EXERCISE DIRECTIONS:
Copy out each line of the data holding "panel".

————

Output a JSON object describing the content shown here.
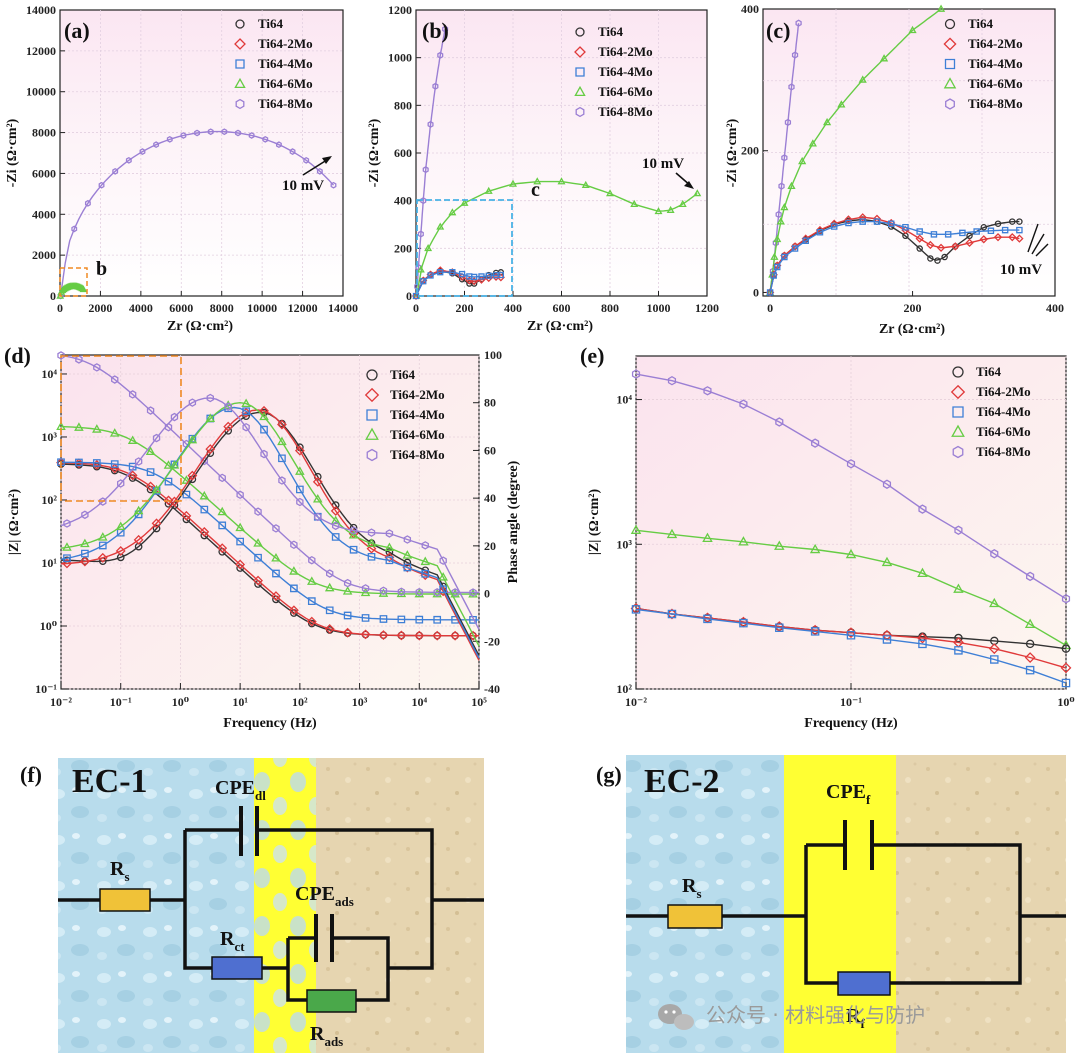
{
  "series_names": [
    "Ti64",
    "Ti64-2Mo",
    "Ti64-4Mo",
    "Ti64-6Mo",
    "Ti64-8Mo"
  ],
  "colors": {
    "Ti64": "#333333",
    "Ti64-2Mo": "#e03a3a",
    "Ti64-4Mo": "#3e7fd6",
    "Ti64-6Mo": "#66cc44",
    "Ti64-8Mo": "#9b7fd4",
    "box_orange": "#f08a24",
    "box_blue": "#4ab3e6",
    "resistor_rs": "#f0c238",
    "resistor_ct": "#4f6fd0",
    "resistor_ads": "#4aa84a",
    "yellow": "#ffff33"
  },
  "chart_data": [
    {
      "panel": "(a)",
      "type": "scatter",
      "title": "",
      "xlabel": "Zr (Ω·cm²)",
      "ylabel": "-Zi (Ω·cm²)",
      "xlim": [
        0,
        14000
      ],
      "ylim": [
        0,
        14000
      ],
      "xticks": [
        "0",
        "2000",
        "4000",
        "6000",
        "8000",
        "10000",
        "12000",
        "14000"
      ],
      "yticks": [
        "0",
        "2000",
        "4000",
        "6000",
        "8000",
        "10000",
        "12000",
        "14000"
      ],
      "legend": [
        "Ti64",
        "Ti64-2Mo",
        "Ti64-4Mo",
        "Ti64-6Mo",
        "Ti64-8Mo"
      ],
      "annotations": [
        "10 mV",
        "b"
      ],
      "series": [
        {
          "name": "Ti64-8Mo",
          "arc": {
            "rs": 30,
            "r": 13500,
            "ymax": 8050,
            "xend": 13500
          }
        },
        {
          "name": "Ti64-6Mo",
          "arc": {
            "rs": 10,
            "r": 1150,
            "ymax": 480,
            "xend": 1150
          }
        }
      ]
    },
    {
      "panel": "(b)",
      "type": "scatter",
      "title": "",
      "xlabel": "Zr (Ω·cm²)",
      "ylabel": "-Zi (Ω·cm²)",
      "xlim": [
        0,
        1200
      ],
      "ylim": [
        0,
        1200
      ],
      "xticks": [
        "0",
        "200",
        "400",
        "600",
        "800",
        "1000",
        "1200"
      ],
      "yticks": [
        "0",
        "200",
        "400",
        "600",
        "800",
        "1000",
        "1200"
      ],
      "legend": [
        "Ti64",
        "Ti64-2Mo",
        "Ti64-4Mo",
        "Ti64-6Mo",
        "Ti64-8Mo"
      ],
      "annotations": [
        "10 mV",
        "c"
      ],
      "series": [
        {
          "name": "Ti64-8Mo",
          "x": [
            5,
            10,
            20,
            30,
            40,
            60,
            80,
            100,
            120
          ],
          "y": [
            40,
            120,
            260,
            400,
            530,
            720,
            880,
            1010,
            1120
          ]
        },
        {
          "name": "Ti64-6Mo",
          "x": [
            2,
            20,
            50,
            100,
            150,
            200,
            300,
            400,
            500,
            600,
            700,
            800,
            900,
            1000,
            1050,
            1100,
            1160
          ],
          "y": [
            0,
            110,
            200,
            290,
            350,
            390,
            440,
            470,
            480,
            480,
            465,
            430,
            385,
            355,
            360,
            385,
            430
          ]
        },
        {
          "name": "Ti64",
          "x": [
            0,
            30,
            60,
            100,
            150,
            190,
            220,
            240,
            270,
            300,
            330,
            350
          ],
          "y": [
            0,
            65,
            90,
            105,
            95,
            70,
            52,
            52,
            70,
            88,
            97,
            100
          ]
        },
        {
          "name": "Ti64-2Mo",
          "x": [
            0,
            30,
            60,
            100,
            150,
            190,
            220,
            240,
            270,
            300,
            330,
            350
          ],
          "y": [
            0,
            65,
            90,
            108,
            100,
            80,
            65,
            62,
            68,
            75,
            80,
            78
          ]
        },
        {
          "name": "Ti64-4Mo",
          "x": [
            0,
            30,
            60,
            100,
            150,
            190,
            220,
            240,
            270,
            300,
            330,
            350
          ],
          "y": [
            0,
            62,
            86,
            100,
            100,
            92,
            82,
            80,
            82,
            85,
            87,
            88
          ]
        }
      ]
    },
    {
      "panel": "(c)",
      "type": "scatter",
      "title": "",
      "xlabel": "Zr (Ω·cm²)",
      "ylabel": "-Zi (Ω·cm²)",
      "xlim": [
        -10,
        400
      ],
      "ylim": [
        -5,
        400
      ],
      "xticks": [
        "0",
        "200",
        "400"
      ],
      "yticks": [
        "0",
        "200",
        "400"
      ],
      "legend": [
        "Ti64",
        "Ti64-2Mo",
        "Ti64-4Mo",
        "Ti64-6Mo",
        "Ti64-8Mo"
      ],
      "annotations": [
        "10 mV"
      ],
      "series": [
        {
          "name": "Ti64-8Mo",
          "x": [
            0,
            4,
            8,
            12,
            16,
            20,
            25,
            30,
            35,
            40
          ],
          "y": [
            0,
            30,
            70,
            110,
            150,
            190,
            240,
            290,
            335,
            380
          ]
        },
        {
          "name": "Ti64-6Mo",
          "x": [
            0,
            3,
            6,
            10,
            15,
            20,
            30,
            45,
            60,
            80,
            100,
            130,
            160,
            200,
            240
          ],
          "y": [
            0,
            25,
            50,
            75,
            100,
            120,
            150,
            185,
            210,
            240,
            265,
            300,
            330,
            370,
            400
          ]
        },
        {
          "name": "Ti64",
          "x": [
            0,
            5,
            10,
            20,
            35,
            50,
            70,
            90,
            110,
            130,
            150,
            170,
            190,
            210,
            225,
            235,
            245,
            260,
            280,
            300,
            320,
            340,
            350
          ],
          "y": [
            0,
            25,
            38,
            52,
            65,
            75,
            87,
            96,
            101,
            103,
            100,
            93,
            80,
            62,
            48,
            45,
            50,
            65,
            80,
            92,
            97,
            100,
            100
          ]
        },
        {
          "name": "Ti64-2Mo",
          "x": [
            0,
            5,
            10,
            20,
            35,
            50,
            70,
            90,
            110,
            130,
            150,
            170,
            190,
            210,
            225,
            240,
            260,
            280,
            300,
            320,
            340,
            350
          ],
          "y": [
            0,
            25,
            38,
            52,
            65,
            76,
            88,
            97,
            103,
            106,
            104,
            98,
            88,
            76,
            67,
            63,
            65,
            70,
            75,
            78,
            78,
            76
          ]
        },
        {
          "name": "Ti64-4Mo",
          "x": [
            0,
            5,
            10,
            20,
            35,
            50,
            70,
            90,
            110,
            130,
            150,
            170,
            190,
            210,
            230,
            250,
            270,
            290,
            310,
            330,
            350
          ],
          "y": [
            0,
            24,
            36,
            50,
            62,
            73,
            85,
            93,
            98,
            100,
            100,
            97,
            92,
            86,
            82,
            82,
            84,
            86,
            87,
            88,
            88
          ]
        }
      ]
    },
    {
      "panel": "(d)",
      "type": "scatter",
      "title": "",
      "xlabel": "Frequency (Hz)",
      "ylabel": "|Z| (Ω·cm²)",
      "y2label": "Phase angle (degree)",
      "xscale": "log",
      "yscale": "log",
      "xlim": [
        0.01,
        100000
      ],
      "ylim": [
        0.1,
        20000
      ],
      "y2lim": [
        -40,
        100
      ],
      "xticks": [
        "10⁻²",
        "10⁻¹",
        "10⁰",
        "10¹",
        "10²",
        "10³",
        "10⁴",
        "10⁵"
      ],
      "yticks": [
        "10⁻¹",
        "10⁰",
        "10¹",
        "10²",
        "10³",
        "10⁴"
      ],
      "y2ticks": [
        "-40",
        "-20",
        "0",
        "20",
        "40",
        "60",
        "80",
        "100"
      ],
      "legend": [
        "Ti64",
        "Ti64-2Mo",
        "Ti64-4Mo",
        "Ti64-6Mo",
        "Ti64-8Mo"
      ],
      "series_modulus": [
        {
          "name": "Ti64",
          "Rs": 0.7,
          "Rp": 380,
          "Q": 0.0032,
          "n": 0.88
        },
        {
          "name": "Ti64-2Mo",
          "Rs": 0.7,
          "Rp": 400,
          "Q": 0.0028,
          "n": 0.88
        },
        {
          "name": "Ti64-4Mo",
          "Rs": 1.25,
          "Rp": 400,
          "Q": 0.0012,
          "n": 0.88
        },
        {
          "name": "Ti64-6Mo",
          "Rs": 3.2,
          "Rp": 1500,
          "Q": 0.0008,
          "n": 0.86
        },
        {
          "name": "Ti64-8Mo",
          "Rs": 3.4,
          "Rp": 22000,
          "Q": 0.0002,
          "n": 0.9
        }
      ],
      "series_phase": [
        {
          "name": "Ti64",
          "peak_f": 22,
          "peak": 76,
          "low": 14,
          "dip_f": 0.12,
          "dip": 10
        },
        {
          "name": "Ti64-2Mo",
          "peak_f": 20,
          "peak": 77,
          "low": 12
        },
        {
          "name": "Ti64-4Mo",
          "peak_f": 8,
          "peak": 78,
          "low": 13
        },
        {
          "name": "Ti64-6Mo",
          "peak_f": 10,
          "peak": 80,
          "low": 18
        },
        {
          "name": "Ti64-8Mo",
          "peak_f": 3,
          "peak": 82,
          "low": 25
        }
      ]
    },
    {
      "panel": "(e)",
      "type": "line",
      "title": "",
      "xlabel": "Frequency (Hz)",
      "ylabel": "|Z| (Ω·cm²)",
      "xscale": "log",
      "yscale": "log",
      "xlim": [
        0.01,
        1
      ],
      "ylim": [
        100,
        20000
      ],
      "xticks": [
        "10⁻²",
        "10⁻¹",
        "10⁰"
      ],
      "yticks": [
        "10²",
        "10³",
        "10⁴"
      ],
      "legend": [
        "Ti64",
        "Ti64-2Mo",
        "Ti64-4Mo",
        "Ti64-6Mo",
        "Ti64-8Mo"
      ],
      "x": [
        0.01,
        0.0147,
        0.0215,
        0.0316,
        0.0464,
        0.0681,
        0.1,
        0.147,
        0.215,
        0.316,
        0.464,
        0.681,
        1.0
      ],
      "series": [
        {
          "name": "Ti64-8Mo",
          "values": [
            15000,
            13500,
            11500,
            9300,
            7000,
            5000,
            3600,
            2600,
            1750,
            1250,
            860,
            600,
            420
          ]
        },
        {
          "name": "Ti64-6Mo",
          "values": [
            1250,
            1170,
            1100,
            1040,
            970,
            920,
            850,
            750,
            630,
            490,
            390,
            280,
            200
          ]
        },
        {
          "name": "Ti64",
          "values": [
            360,
            330,
            310,
            290,
            270,
            255,
            245,
            235,
            230,
            225,
            215,
            205,
            190
          ]
        },
        {
          "name": "Ti64-2Mo",
          "values": [
            360,
            330,
            310,
            290,
            270,
            255,
            245,
            235,
            225,
            210,
            190,
            165,
            140
          ]
        },
        {
          "name": "Ti64-4Mo",
          "values": [
            355,
            330,
            305,
            285,
            265,
            250,
            235,
            220,
            205,
            185,
            160,
            135,
            110
          ]
        }
      ]
    }
  ],
  "circuits": {
    "f": {
      "panel": "(f)",
      "title": "EC-1",
      "cpe_dl": "CPE",
      "cpe_dl_sub": "dl",
      "cpe_ads": "CPE",
      "cpe_ads_sub": "ads",
      "rs": "R",
      "rs_sub": "s",
      "rct": "R",
      "rct_sub": "ct",
      "rads": "R",
      "rads_sub": "ads"
    },
    "g": {
      "panel": "(g)",
      "title": "EC-2",
      "cpe_f": "CPE",
      "cpe_f_sub": "f",
      "rs": "R",
      "rs_sub": "s",
      "rf": "R",
      "rf_sub": "f"
    }
  },
  "watermark": "公众号 · 材料强化与防护",
  "icons": [
    "wechat-icon"
  ]
}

————

EXERCISE ANSWER:
      "panel": "(a)",
      "panel": "(b)",
      "panel": "(c)",
      "panel": "(d)",
      "panel": "(e)",
      "panel": "(f)",
      "panel": "(g)",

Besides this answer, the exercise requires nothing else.